WORK INSTRUCTIONS | Search the material below for the word "Juillet". Copy every line that has it.

Stored records:

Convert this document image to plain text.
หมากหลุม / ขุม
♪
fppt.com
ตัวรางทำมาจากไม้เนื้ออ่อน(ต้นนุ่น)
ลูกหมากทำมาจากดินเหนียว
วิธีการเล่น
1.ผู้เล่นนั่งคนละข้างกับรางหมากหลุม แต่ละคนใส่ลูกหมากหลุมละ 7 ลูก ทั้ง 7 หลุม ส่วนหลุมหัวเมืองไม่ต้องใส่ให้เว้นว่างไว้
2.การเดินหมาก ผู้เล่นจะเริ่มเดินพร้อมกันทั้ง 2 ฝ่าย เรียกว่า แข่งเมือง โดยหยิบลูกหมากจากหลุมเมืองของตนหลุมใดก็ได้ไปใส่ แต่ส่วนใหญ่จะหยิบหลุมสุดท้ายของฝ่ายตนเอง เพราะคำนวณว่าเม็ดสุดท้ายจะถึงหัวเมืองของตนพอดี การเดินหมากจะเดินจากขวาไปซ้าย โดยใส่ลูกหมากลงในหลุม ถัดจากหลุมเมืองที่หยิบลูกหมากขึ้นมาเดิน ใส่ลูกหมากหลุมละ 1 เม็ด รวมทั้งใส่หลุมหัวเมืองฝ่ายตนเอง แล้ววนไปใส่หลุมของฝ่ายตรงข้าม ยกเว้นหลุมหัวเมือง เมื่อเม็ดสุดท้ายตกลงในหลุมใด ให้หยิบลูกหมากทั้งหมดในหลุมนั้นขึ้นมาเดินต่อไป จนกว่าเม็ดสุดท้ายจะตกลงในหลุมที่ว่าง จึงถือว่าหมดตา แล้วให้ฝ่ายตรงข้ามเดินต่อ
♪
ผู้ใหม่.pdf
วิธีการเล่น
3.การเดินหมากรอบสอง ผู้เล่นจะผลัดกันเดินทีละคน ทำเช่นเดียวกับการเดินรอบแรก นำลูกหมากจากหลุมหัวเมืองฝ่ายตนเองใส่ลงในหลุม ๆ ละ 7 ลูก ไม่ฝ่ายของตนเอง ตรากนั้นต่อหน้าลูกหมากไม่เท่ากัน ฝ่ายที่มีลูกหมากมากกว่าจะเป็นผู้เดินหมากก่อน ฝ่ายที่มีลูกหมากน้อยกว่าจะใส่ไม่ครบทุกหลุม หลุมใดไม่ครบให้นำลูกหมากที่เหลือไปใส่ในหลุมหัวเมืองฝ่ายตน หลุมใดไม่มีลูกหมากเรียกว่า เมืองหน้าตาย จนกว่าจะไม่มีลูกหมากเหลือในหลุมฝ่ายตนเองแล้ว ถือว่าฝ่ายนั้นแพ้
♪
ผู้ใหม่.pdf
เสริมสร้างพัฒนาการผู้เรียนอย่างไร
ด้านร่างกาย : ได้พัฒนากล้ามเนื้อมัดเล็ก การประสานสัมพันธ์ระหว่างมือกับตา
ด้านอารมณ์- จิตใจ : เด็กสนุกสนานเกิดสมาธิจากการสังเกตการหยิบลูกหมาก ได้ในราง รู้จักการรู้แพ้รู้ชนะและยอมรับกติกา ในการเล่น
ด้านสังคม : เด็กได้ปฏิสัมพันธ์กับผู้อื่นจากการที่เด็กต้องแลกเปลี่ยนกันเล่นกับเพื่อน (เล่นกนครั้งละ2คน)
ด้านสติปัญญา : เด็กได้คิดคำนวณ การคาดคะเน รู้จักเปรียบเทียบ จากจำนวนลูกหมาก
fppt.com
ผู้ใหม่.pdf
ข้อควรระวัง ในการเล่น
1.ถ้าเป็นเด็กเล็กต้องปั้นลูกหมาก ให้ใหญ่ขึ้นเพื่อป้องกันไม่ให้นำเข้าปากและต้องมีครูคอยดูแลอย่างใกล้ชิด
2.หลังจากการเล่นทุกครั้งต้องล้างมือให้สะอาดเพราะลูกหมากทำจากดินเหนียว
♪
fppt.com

* * *

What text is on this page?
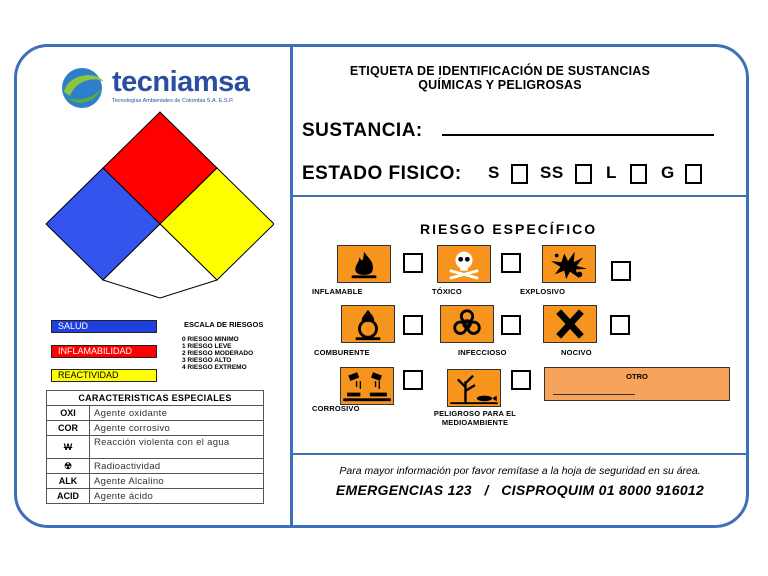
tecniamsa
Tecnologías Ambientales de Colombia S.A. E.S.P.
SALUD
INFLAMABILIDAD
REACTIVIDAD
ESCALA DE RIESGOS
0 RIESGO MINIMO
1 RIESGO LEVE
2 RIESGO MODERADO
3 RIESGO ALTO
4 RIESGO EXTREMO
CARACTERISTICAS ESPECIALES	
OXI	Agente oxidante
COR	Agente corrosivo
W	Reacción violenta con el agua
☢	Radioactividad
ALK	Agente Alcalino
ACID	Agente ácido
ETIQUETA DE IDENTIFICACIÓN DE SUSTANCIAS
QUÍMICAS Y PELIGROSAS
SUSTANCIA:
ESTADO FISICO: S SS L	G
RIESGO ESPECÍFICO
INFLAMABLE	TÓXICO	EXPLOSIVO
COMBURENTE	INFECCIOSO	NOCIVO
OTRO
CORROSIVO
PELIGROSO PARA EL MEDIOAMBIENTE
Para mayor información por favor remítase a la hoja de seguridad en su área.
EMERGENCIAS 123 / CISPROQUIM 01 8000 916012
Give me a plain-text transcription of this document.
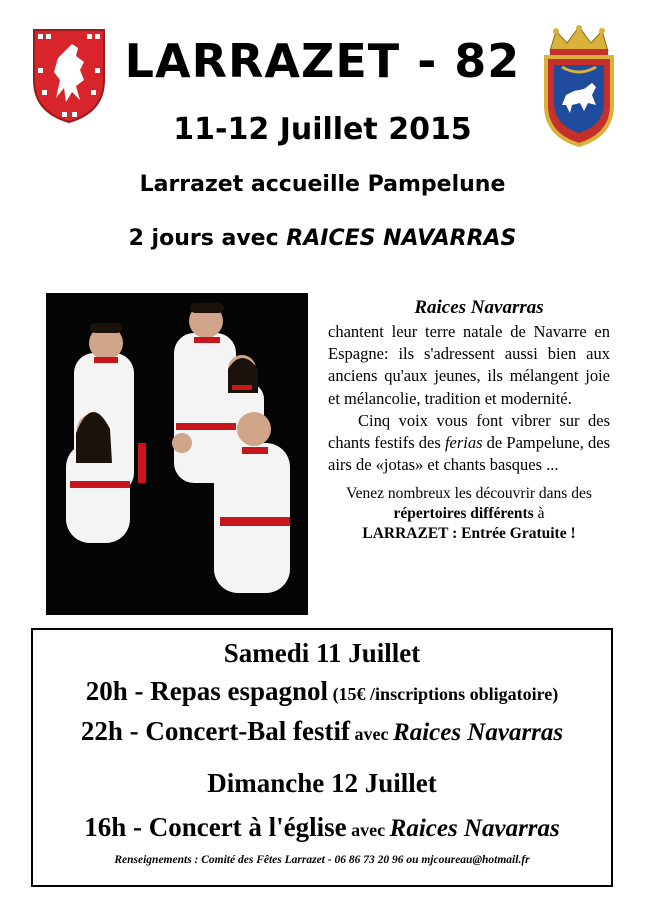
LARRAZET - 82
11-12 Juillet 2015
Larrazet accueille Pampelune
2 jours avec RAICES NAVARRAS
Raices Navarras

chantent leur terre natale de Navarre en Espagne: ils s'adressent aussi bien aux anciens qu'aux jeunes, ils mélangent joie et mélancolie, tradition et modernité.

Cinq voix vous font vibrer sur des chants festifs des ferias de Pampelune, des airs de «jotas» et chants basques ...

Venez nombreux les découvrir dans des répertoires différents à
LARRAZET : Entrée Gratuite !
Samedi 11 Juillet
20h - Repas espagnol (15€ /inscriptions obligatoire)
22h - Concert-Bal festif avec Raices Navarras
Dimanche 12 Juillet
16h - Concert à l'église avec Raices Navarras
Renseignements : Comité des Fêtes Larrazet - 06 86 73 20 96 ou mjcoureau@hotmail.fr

EXERCISE SOLUTION |
11-12 Juillet 2015
Samedi 11 Juillet
Dimanche 12 Juillet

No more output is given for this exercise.